> **Instruction**: The entries below need to be written out exactly, with no pictures included.

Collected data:
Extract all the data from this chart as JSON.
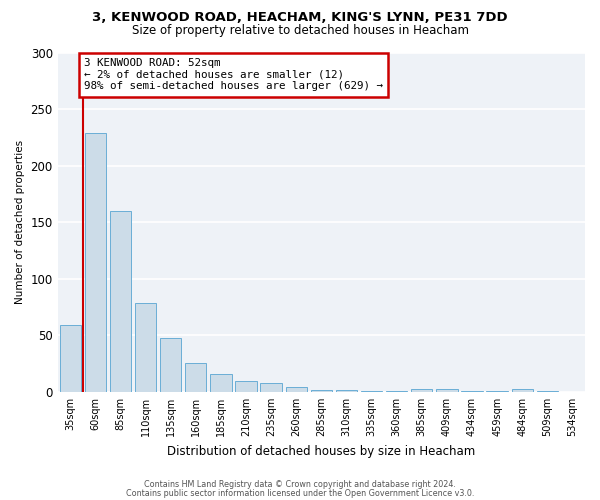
{
  "title_line1": "3, KENWOOD ROAD, HEACHAM, KING'S LYNN, PE31 7DD",
  "title_line2": "Size of property relative to detached houses in Heacham",
  "xlabel": "Distribution of detached houses by size in Heacham",
  "ylabel": "Number of detached properties",
  "categories": [
    "35sqm",
    "60sqm",
    "85sqm",
    "110sqm",
    "135sqm",
    "160sqm",
    "185sqm",
    "210sqm",
    "235sqm",
    "260sqm",
    "285sqm",
    "310sqm",
    "335sqm",
    "360sqm",
    "385sqm",
    "409sqm",
    "434sqm",
    "459sqm",
    "484sqm",
    "509sqm",
    "534sqm"
  ],
  "values": [
    59,
    229,
    160,
    79,
    48,
    26,
    16,
    10,
    8,
    4,
    2,
    2,
    1,
    1,
    3,
    3,
    1,
    1,
    3,
    1,
    0
  ],
  "bar_color": "#ccdce8",
  "bar_edge_color": "#6aaed6",
  "bar_width": 0.85,
  "vline_color": "#cc0000",
  "vline_x": 0.5,
  "annotation_text_line1": "3 KENWOOD ROAD: 52sqm",
  "annotation_text_line2": "← 2% of detached houses are smaller (12)",
  "annotation_text_line3": "98% of semi-detached houses are larger (629) →",
  "annotation_box_color": "white",
  "annotation_box_edge": "#cc0000",
  "ylim": [
    0,
    300
  ],
  "yticks": [
    0,
    50,
    100,
    150,
    200,
    250,
    300
  ],
  "background_color": "#eef2f7",
  "grid_color": "white",
  "footer_line1": "Contains HM Land Registry data © Crown copyright and database right 2024.",
  "footer_line2": "Contains public sector information licensed under the Open Government Licence v3.0."
}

> **Reply to the task**:
Extract all the data from this chart as JSON.
{
  "title_line1": "3, KENWOOD ROAD, HEACHAM, KING'S LYNN, PE31 7DD",
  "title_line2": "Size of property relative to detached houses in Heacham",
  "xlabel": "Distribution of detached houses by size in Heacham",
  "ylabel": "Number of detached properties",
  "categories": [
    "35sqm",
    "60sqm",
    "85sqm",
    "110sqm",
    "135sqm",
    "160sqm",
    "185sqm",
    "210sqm",
    "235sqm",
    "260sqm",
    "285sqm",
    "310sqm",
    "335sqm",
    "360sqm",
    "385sqm",
    "409sqm",
    "434sqm",
    "459sqm",
    "484sqm",
    "509sqm",
    "534sqm"
  ],
  "values": [
    59,
    229,
    160,
    79,
    48,
    26,
    16,
    10,
    8,
    4,
    2,
    2,
    1,
    1,
    3,
    3,
    1,
    1,
    3,
    1,
    0
  ],
  "bar_color": "#ccdce8",
  "bar_edge_color": "#6aaed6",
  "bar_width": 0.85,
  "vline_color": "#cc0000",
  "vline_x": 0.5,
  "annotation_text_line1": "3 KENWOOD ROAD: 52sqm",
  "annotation_text_line2": "← 2% of detached houses are smaller (12)",
  "annotation_text_line3": "98% of semi-detached houses are larger (629) →",
  "annotation_box_color": "white",
  "annotation_box_edge": "#cc0000",
  "ylim": [
    0,
    300
  ],
  "yticks": [
    0,
    50,
    100,
    150,
    200,
    250,
    300
  ],
  "background_color": "#eef2f7",
  "grid_color": "white",
  "footer_line1": "Contains HM Land Registry data © Crown copyright and database right 2024.",
  "footer_line2": "Contains public sector information licensed under the Open Government Licence v3.0."
}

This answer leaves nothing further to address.